## Exercise directions
Check each line of the records below for the word "tillgången" and copy those where it appears.

## Dataset extract
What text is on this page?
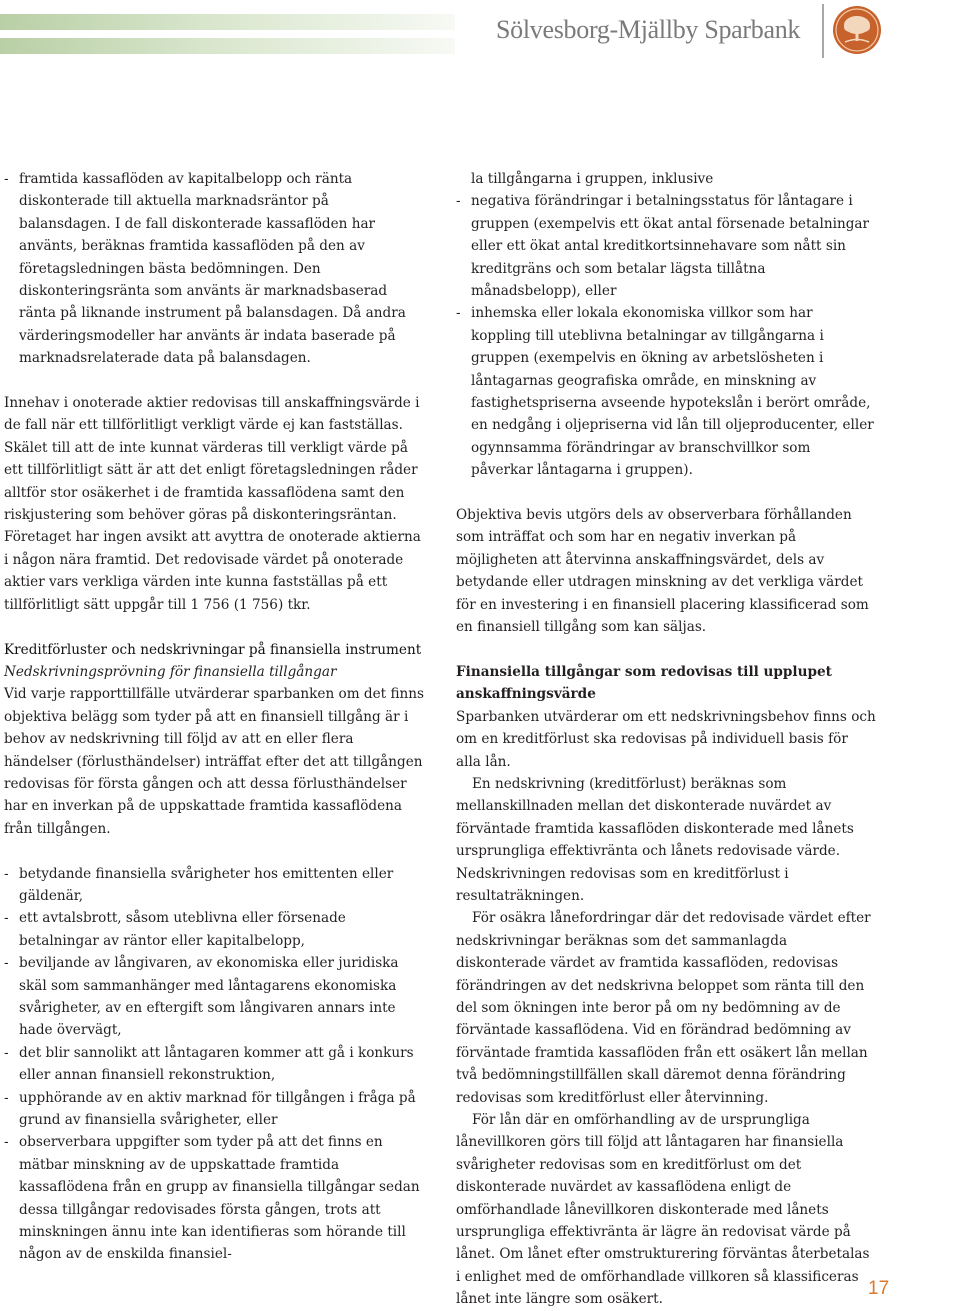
Sölvesborg-Mjällby Sparbank
- framtida kassaflöden av kapitalbelopp och ränta diskonterade till aktuella marknadsräntor på balansdagen. I de fall diskonterade kassaflöden har använts, beräknas framtida kassaflöden på den av företagsledningen bästa bedömningen. Den diskonteringsränta som använts är marknadsbaserad ränta på liknande instrument på balansdagen. Då andra värderingsmodeller har använts är indata baserade på marknadsrelaterade data på balansdagen.

Innehav i onoterade aktier redovisas till anskaffningsvärde i de fall när ett tillförlitligt verkligt värde ej kan fastställas. Skälet till att de inte kunnat värderas till verkligt värde på ett tillförlitligt sätt är att det enligt företagsledningen råder alltför stor osäkerhet i de framtida kassaflödena samt den riskjustering som behöver göras på diskonteringsräntan. Företaget har ingen avsikt att avyttra de onoterade aktierna i någon nära framtid. Det redovisade värdet på onoterade aktier vars verkliga värden inte kunna fastställas på ett tillförlitligt sätt uppgår till 1 756 (1 756) tkr.

Kreditförluster och nedskrivningar på finansiella instrument

Nedskrivningsprövning för finansiella tillgångar

Vid varje rapporttillfälle utvärderar sparbanken om det finns objektiva belägg som tyder på att en finansiell tillgång är i behov av nedskrivning till följd av att en eller flera händelser (förlusthändelser) inträffat efter det att tillgången redovisas för första gången och att dessa förlusthändelser har en inverkan på de uppskattade framtida kassaflödena från tillgången.

- betydande finansiella svårigheter hos emittenten eller gäldenär,

- ett avtalsbrott, såsom uteblivna eller försenade betalningar av räntor eller kapitalbelopp,

- beviljande av långivaren, av ekonomiska eller juridiska skäl som sammanhänger med låntagarens ekonomiska svårigheter, av en eftergift som långivaren annars inte hade övervägt,

- det blir sannolikt att låntagaren kommer att gå i konkurs eller annan finansiell rekonstruktion,

- upphörande av en aktiv marknad för tillgången i fråga på grund av finansiella svårigheter, eller

- observerbara uppgifter som tyder på att det finns en mätbar minskning av de uppskattade framtida kassaflödena från en grupp av finansiella tillgångar sedan dessa tillgångar redovisades första gången, trots att minskningen ännu inte kan identifieras som hörande till någon av de enskilda finansiel-

la tillgångarna i gruppen, inklusive

- negativa förändringar i betalningsstatus för låntagare i gruppen (exempelvis ett ökat antal försenade betalningar eller ett ökat antal kreditkortsinnehavare som nått sin kreditgräns och som betalar lägsta tillåtna månadsbelopp), eller

- inhemska eller lokala ekonomiska villkor som har koppling till uteblivna betalningar av tillgångarna i gruppen (exempelvis en ökning av arbetslösheten i låntagarnas geografiska område, en minskning av fastighetspriserna avseende hypotekslån i berört område, en nedgång i oljepriserna vid lån till oljeproducenter, eller ogynnsamma förändringar av branschvillkor som påverkar låntagarna i gruppen).

Objektiva bevis utgörs dels av observerbara förhållanden som inträffat och som har en negativ inverkan på möjligheten att återvinna anskaffningsvärdet, dels av betydande eller utdragen minskning av det verkliga värdet för en investering i en finansiell placering klassificerad som en finansiell tillgång som kan säljas.

Finansiella tillgångar som redovisas till upplupet anskaffningsvärde

Sparbanken utvärderar om ett nedskrivningsbehov finns och om en kreditförlust ska redovisas på individuell basis för alla lån.

En nedskrivning (kreditförlust) beräknas som mellanskillnaden mellan det diskonterade nuvärdet av förväntade framtida kassaflöden diskonterade med lånets ursprungliga effektivränta och lånets redovisade värde. Nedskrivningen redovisas som en kreditförlust i resultaträkningen.

För osäkra lånefordringar där det redovisade värdet efter nedskrivningar beräknas som det sammanlagda diskonterade värdet av framtida kassaflöden, redovisas förändringen av det nedskrivna beloppet som ränta till den del som ökningen inte beror på om ny bedömning av de förväntade kassaflödena. Vid en förändrad bedömning av förväntade framtida kassaflöden från ett osäkert lån mellan två bedömningstillfällen skall däremot denna förändring redovisas som kreditförlust eller återvinning.

För lån där en omförhandling av de ursprungliga lånevillkoren görs till följd att låntagaren har finansiella svårigheter redovisas som en kreditförlust om det diskonterade nuvärdet av kassaflödena enligt de omförhandlade lånevillkoren diskonterade med lånets ursprungliga effektivränta är lägre än redovisat värde på lånet. Om lånet efter omstrukturering förväntas återbetalas i enlighet med de omförhandlade villkoren så klassificeras lånet inte längre som osäkert.

17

## Reply to the exercise
Vid varje rapporttillfälle utvärderar sparbanken om det finns objektiva belägg som tyder på att en finansiell tillgång är i behov av nedskrivning till följd av att en eller flera händelser (förlusthändelser) inträffat efter det att tillgången redovisas för första gången och att dessa förlusthändelser har en inverkan på de uppskattade framtida kassaflödena från tillgången.
- upphörande av en aktiv marknad för tillgången i fråga på grund av finansiella svårigheter, eller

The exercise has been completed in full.